- What this task involves -
Return each line of the data below that contains the string "item". Case matters, so skip lines where it appears with different capital letters.

- Information given -
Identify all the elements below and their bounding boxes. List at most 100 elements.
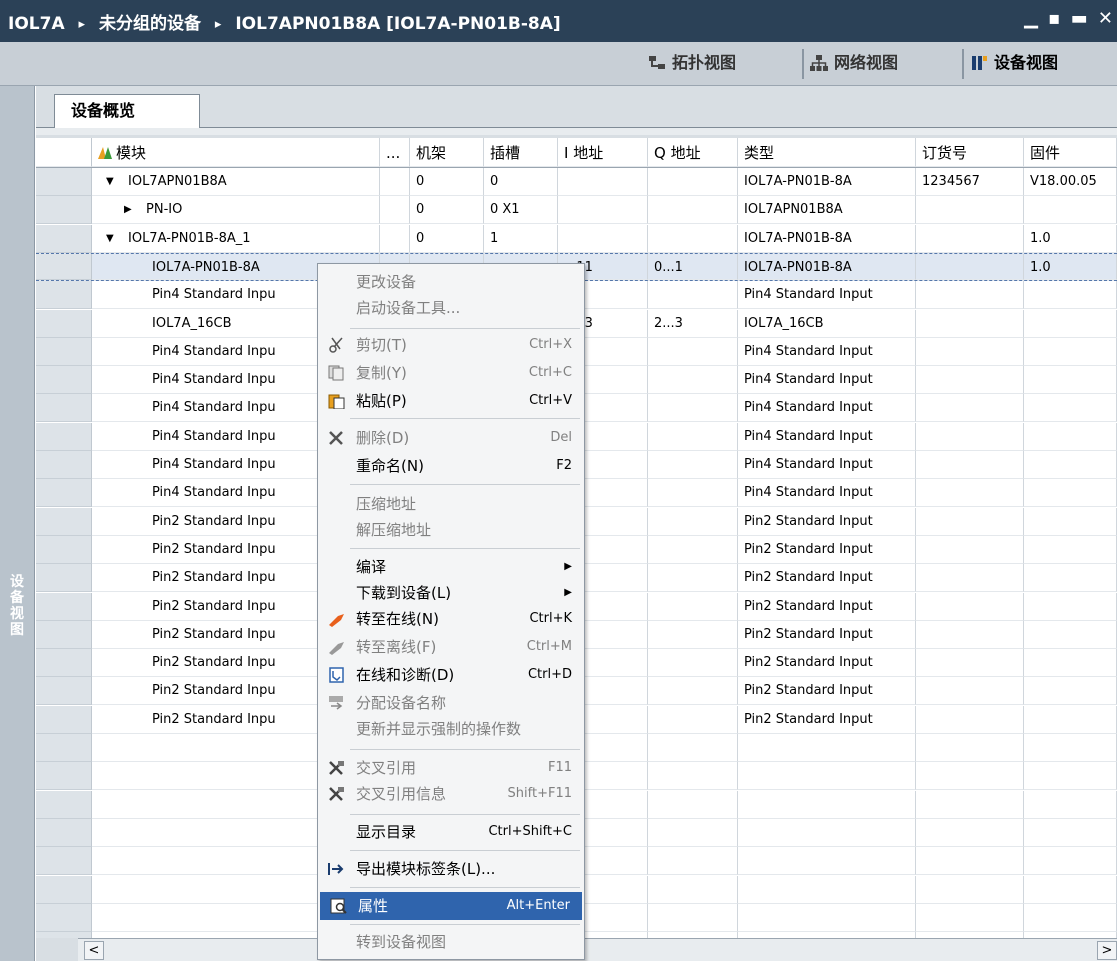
collapse-arrow-icon[interactable]: ▼ [106,225,114,252]
row-handle[interactable] [36,535,92,564]
cell-firmware[interactable]: 1.0 [1024,253,1117,280]
cell-order-number[interactable] [916,734,1024,762]
cell-rack[interactable]: 0 [410,224,484,253]
menu-go-to-device-view[interactable]: 转到设备视图 [318,928,584,956]
cell-type[interactable]: Pin2 Standard Input [738,592,916,621]
row-handle[interactable] [36,309,92,338]
cell-firmware[interactable] [1024,422,1117,451]
row-handle[interactable] [36,224,92,253]
cell-q-address[interactable] [648,790,738,819]
cell-type[interactable]: Pin2 Standard Input [738,535,916,564]
cell-type[interactable]: Pin2 Standard Input [738,620,916,649]
cell-firmware[interactable] [1024,790,1117,819]
cell-type[interactable] [738,847,916,876]
cell-firmware[interactable] [1024,620,1117,649]
cell-order-number[interactable] [916,224,1024,253]
cell-type[interactable] [738,818,916,847]
header-more[interactable]: ... [380,138,410,167]
menu-show-catalog[interactable]: 显示目录 Ctrl+Shift+C [318,818,584,846]
cell-type[interactable]: Pin2 Standard Input [738,507,916,536]
cell-order-number[interactable] [916,649,1024,678]
row-handle[interactable] [36,790,92,819]
cell-order-number[interactable] [916,592,1024,621]
cell-type[interactable] [738,790,916,819]
header-rack[interactable]: 机架 [410,138,484,167]
topology-view-button[interactable]: 拓扑视图 [642,49,736,79]
breadcrumb-device[interactable]: IOL7APN01B8A [IOL7A-PN01B-8A] [235,14,560,34]
cell-type[interactable]: IOL7A-PN01B-8A [738,224,916,253]
menu-update-force[interactable]: 更新并显示强制的操作数 [318,715,584,743]
cell-type[interactable]: IOL7APN01B8A [738,196,916,225]
cell-q-address[interactable] [648,620,738,649]
cell-type[interactable]: Pin4 Standard Input [738,422,916,451]
row-handle[interactable] [36,677,92,706]
cell-firmware[interactable] [1024,366,1117,395]
cell-firmware[interactable] [1024,564,1117,593]
row-handle[interactable] [36,366,92,395]
cell-i-address[interactable] [558,196,648,225]
cell-type[interactable]: Pin4 Standard Input [738,337,916,366]
menu-delete[interactable]: 删除(D) Del [318,424,584,452]
menu-export-module-labels[interactable]: 导出模块标签条(L)... [318,855,584,883]
menu-assign-device-name[interactable]: 分配设备名称 [318,689,584,717]
cell-type[interactable] [738,903,916,932]
menu-decompress-address[interactable]: 解压缩地址 [318,516,584,544]
cell-q-address[interactable] [648,847,738,876]
cell-q-address[interactable] [648,705,738,734]
cell-firmware[interactable] [1024,196,1117,225]
cell-firmware[interactable] [1024,847,1117,876]
menu-download-to-device[interactable]: 下载到设备(L) ▶ [318,579,584,607]
cell-q-address[interactable] [648,422,738,451]
cell-q-address[interactable] [648,875,738,904]
cell-module[interactable]: ▶ PN-IO [92,196,380,225]
row-handle[interactable] [36,507,92,536]
cell-firmware[interactable] [1024,451,1117,479]
cell-i-address[interactable] [558,168,648,196]
cell-q-address[interactable] [648,677,738,706]
row-handle[interactable] [36,875,92,904]
breadcrumb-group[interactable]: 未分组的设备 [99,14,201,34]
tab-device-overview[interactable]: 设备概览 [54,94,200,128]
cell-firmware[interactable] [1024,281,1117,310]
cell-q-address[interactable] [648,592,738,621]
cell-order-number[interactable] [916,479,1024,508]
cell-order-number[interactable] [916,366,1024,395]
device-view-side-strip[interactable]: 设备视图 [0,86,35,961]
menu-go-online[interactable]: 转至在线(N) Ctrl+K [318,605,584,633]
cell-q-address[interactable] [648,903,738,932]
cell-q-address[interactable] [648,762,738,791]
cell-q-address[interactable] [648,337,738,366]
cell-order-number[interactable] [916,677,1024,706]
cell-order-number[interactable] [916,196,1024,225]
header-firmware[interactable]: 固件 [1024,138,1117,167]
table-row[interactable]: ▶ PN-IO 0 0 X1 IOL7APN01B8A [36,196,1117,225]
cell-q-address[interactable] [648,366,738,395]
cell-order-number[interactable] [916,762,1024,791]
cell-type[interactable]: Pin2 Standard Input [738,564,916,593]
menu-go-offline[interactable]: 转至离线(F) Ctrl+M [318,633,584,661]
cell-q-address[interactable]: 0...1 [648,253,738,280]
row-handle[interactable] [36,649,92,678]
cell-firmware[interactable] [1024,337,1117,366]
cell-type[interactable]: Pin4 Standard Input [738,394,916,423]
menu-cut[interactable]: 剪切(T) Ctrl+X [318,331,584,359]
cell-order-number[interactable] [916,818,1024,847]
cell-type[interactable] [738,734,916,762]
menu-paste[interactable]: 粘贴(P) Ctrl+V [318,387,584,415]
cell-slot[interactable]: 1 [484,224,558,253]
cell-firmware[interactable]: V18.00.05 [1024,168,1117,196]
row-handle[interactable] [36,620,92,649]
cell-firmware[interactable] [1024,677,1117,706]
row-handle[interactable] [36,337,92,366]
table-row[interactable]: ▼ IOL7A-PN01B-8A_1 0 1 IOL7A-PN01B-8A 1.0 [36,224,1117,253]
cell-order-number[interactable] [916,875,1024,904]
cell-q-address[interactable] [648,564,738,593]
cell-order-number[interactable] [916,309,1024,338]
cell-rack[interactable]: 0 [410,168,484,196]
cell-type[interactable] [738,762,916,791]
cell-type[interactable]: IOL7A_16CB [738,309,916,338]
cell-order-number[interactable] [916,337,1024,366]
horizontal-scrollbar[interactable]: < > [78,938,1117,961]
cell-type[interactable]: Pin2 Standard Input [738,649,916,678]
menu-start-device-tool[interactable]: 启动设备工具... [318,294,584,322]
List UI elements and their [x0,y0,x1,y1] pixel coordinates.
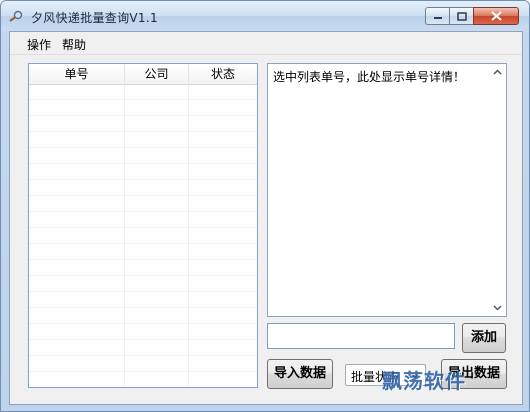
table-row [29,340,257,356]
table-row [29,84,257,100]
client-area: 操作 帮助 单号 公司 状态 选中列表单号，此处显示单号详情！ 添加 导入数据 … [9,31,523,405]
table-row [29,244,257,260]
column-header-status[interactable]: 状态 [189,64,257,84]
detail-panel[interactable]: 选中列表单号，此处显示单号详情！ [267,63,507,317]
table-row [29,180,257,196]
tracking-number-input[interactable] [267,323,455,349]
maximize-button[interactable] [449,7,474,25]
detail-text: 选中列表单号，此处显示单号详情！ [273,70,466,84]
table-row [29,324,257,340]
menu-operations[interactable]: 操作 [24,36,54,53]
menu-bar: 操作 帮助 [10,32,522,55]
maximize-icon [456,11,467,21]
app-window: 夕风快递批量查询V1.1 操作 帮助 单号 公司 状态 选中列表单号，此处显示单… [0,0,530,412]
title-bar[interactable]: 夕风快递批量查询V1.1 [1,1,529,31]
table-row [29,292,257,308]
detail-scrollbar[interactable] [489,64,506,316]
table-row [29,100,257,116]
table-row [29,196,257,212]
add-button[interactable]: 添加 [462,323,506,353]
table-row [29,356,257,372]
scroll-up-icon[interactable] [493,69,502,75]
import-data-button[interactable]: 导入数据 [267,359,333,389]
watermark: 飘荡软件 [382,369,466,393]
table-row [29,212,257,228]
minimize-icon [433,17,442,19]
table-row [29,372,257,387]
close-icon [490,11,502,21]
table-row [29,164,257,180]
table-row [29,228,257,244]
table-row [29,148,257,164]
column-header-company[interactable]: 公司 [125,64,189,84]
tracking-list[interactable]: 单号 公司 状态 [28,63,258,388]
grid-divider [188,84,189,387]
window-title: 夕风快递批量查询V1.1 [31,11,158,25]
table-row [29,260,257,276]
table-row [29,132,257,148]
table-row [29,308,257,324]
minimize-button[interactable] [425,7,450,25]
grid-divider [124,84,125,387]
close-button[interactable] [473,7,519,25]
table-row [29,116,257,132]
menu-help[interactable]: 帮助 [59,36,89,53]
table-row [29,276,257,292]
magnifier-app-icon [9,10,23,22]
scroll-down-icon[interactable] [493,305,502,311]
list-header: 单号 公司 状态 [29,64,257,85]
column-header-number[interactable]: 单号 [29,64,125,84]
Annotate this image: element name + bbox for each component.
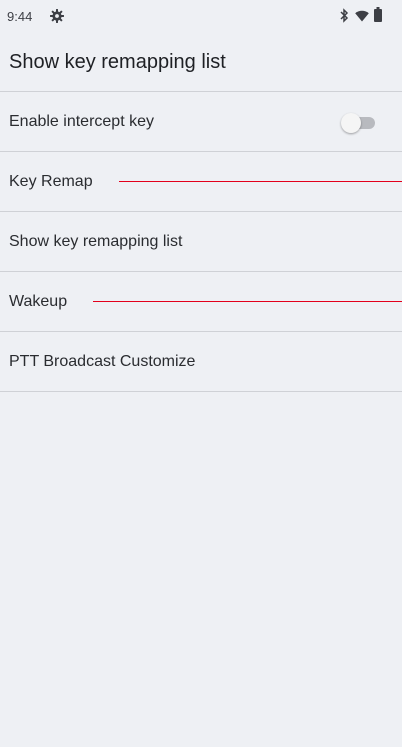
settings-item-label: PTT Broadcast Customize: [9, 353, 196, 370]
settings-item-label: Show key remapping list: [9, 233, 183, 250]
settings-item-wakeup[interactable]: Wakeup: [0, 271, 402, 331]
page-title: Show key remapping list: [9, 51, 226, 73]
settings-item-label: Enable intercept key: [9, 113, 154, 130]
status-bar: 9:44: [0, 0, 402, 34]
wifi-icon: [355, 10, 369, 22]
enable-intercept-toggle[interactable]: [341, 113, 377, 133]
settings-screen: 9:44 Show key remapping list Enable inte…: [0, 0, 402, 747]
settings-list: Enable intercept key Key Remap Show key …: [0, 91, 402, 392]
battery-icon: [374, 7, 382, 22]
gear-icon: [50, 9, 64, 23]
toggle-thumb: [341, 113, 361, 133]
annotation-line: [119, 181, 402, 182]
settings-item-label: Key Remap: [9, 173, 93, 190]
app-bar: Show key remapping list: [0, 34, 402, 91]
settings-item-label: Wakeup: [9, 293, 68, 310]
status-time: 9:44: [7, 9, 33, 24]
bluetooth-icon: [340, 8, 349, 23]
annotation-line: [93, 301, 402, 302]
settings-item-enable-intercept-key[interactable]: Enable intercept key: [0, 91, 402, 151]
settings-item-show-key-remapping-list[interactable]: Show key remapping list: [0, 211, 402, 271]
settings-item-key-remap[interactable]: Key Remap: [0, 151, 402, 211]
settings-item-ptt-broadcast-customize[interactable]: PTT Broadcast Customize: [0, 331, 402, 392]
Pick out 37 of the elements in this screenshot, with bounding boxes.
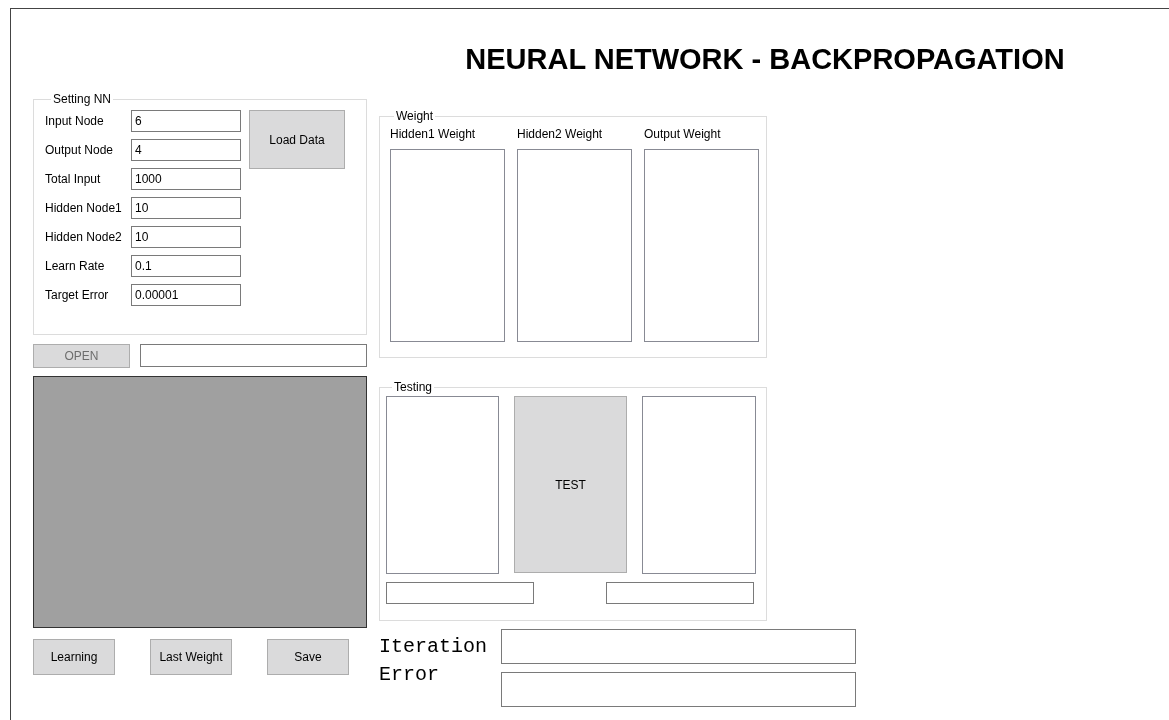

- Reply to the exercise -
settings-item-label: PTT Broadcast Customize: [9, 353, 196, 370]
settings-item-label: Show key remapping list: [9, 233, 183, 250]
settings-item-wakeup[interactable]: Wakeup: [0, 271, 402, 331]
settings-item-label: Enable intercept key: [9, 113, 154, 130]
settings-item-label: Key Remap: [9, 173, 93, 190]
settings-item-label: Wakeup: [9, 293, 68, 310]
settings-item-enable-intercept-key[interactable]: Enable intercept key: [0, 91, 402, 151]
settings-item-show-key-remapping-list[interactable]: Show key remapping list: [0, 211, 402, 271]
settings-item-key-remap[interactable]: Key Remap: [0, 151, 402, 211]
settings-item-ptt-broadcast-customize[interactable]: PTT Broadcast Customize: [0, 331, 402, 392]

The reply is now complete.